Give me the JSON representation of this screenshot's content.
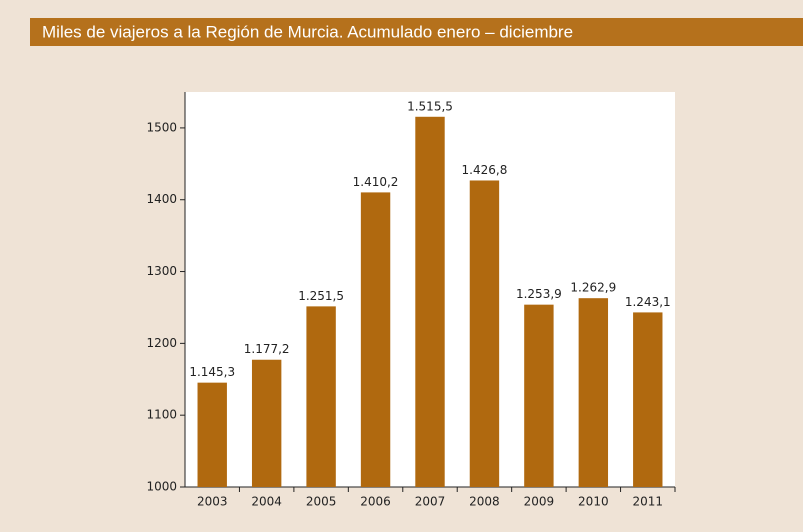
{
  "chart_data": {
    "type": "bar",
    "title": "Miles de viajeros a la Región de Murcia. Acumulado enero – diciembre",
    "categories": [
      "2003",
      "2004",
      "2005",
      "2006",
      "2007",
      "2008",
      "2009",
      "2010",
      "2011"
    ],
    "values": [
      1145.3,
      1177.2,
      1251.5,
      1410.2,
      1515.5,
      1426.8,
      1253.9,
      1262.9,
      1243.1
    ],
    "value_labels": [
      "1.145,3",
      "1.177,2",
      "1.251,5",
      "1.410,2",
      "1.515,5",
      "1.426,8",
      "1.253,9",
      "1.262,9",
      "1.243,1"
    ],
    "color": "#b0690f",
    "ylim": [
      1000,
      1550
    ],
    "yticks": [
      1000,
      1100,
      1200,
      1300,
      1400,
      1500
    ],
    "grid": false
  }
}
⁂
Written request = Transcribe the listing in full. Omit the pictures and keep every line exact.

Result of this task =
Give me the JSON representation of this screenshot's content.
{
  "chart_data": {
    "type": "bar",
    "title": "Miles de viajeros a la Región de Murcia. Acumulado enero – diciembre",
    "categories": [
      "2003",
      "2004",
      "2005",
      "2006",
      "2007",
      "2008",
      "2009",
      "2010",
      "2011"
    ],
    "values": [
      1145.3,
      1177.2,
      1251.5,
      1410.2,
      1515.5,
      1426.8,
      1253.9,
      1262.9,
      1243.1
    ],
    "value_labels": [
      "1.145,3",
      "1.177,2",
      "1.251,5",
      "1.410,2",
      "1.515,5",
      "1.426,8",
      "1.253,9",
      "1.262,9",
      "1.243,1"
    ],
    "color": "#b0690f",
    "ylim": [
      1000,
      1550
    ],
    "yticks": [
      1000,
      1100,
      1200,
      1300,
      1400,
      1500
    ],
    "grid": false
  }
}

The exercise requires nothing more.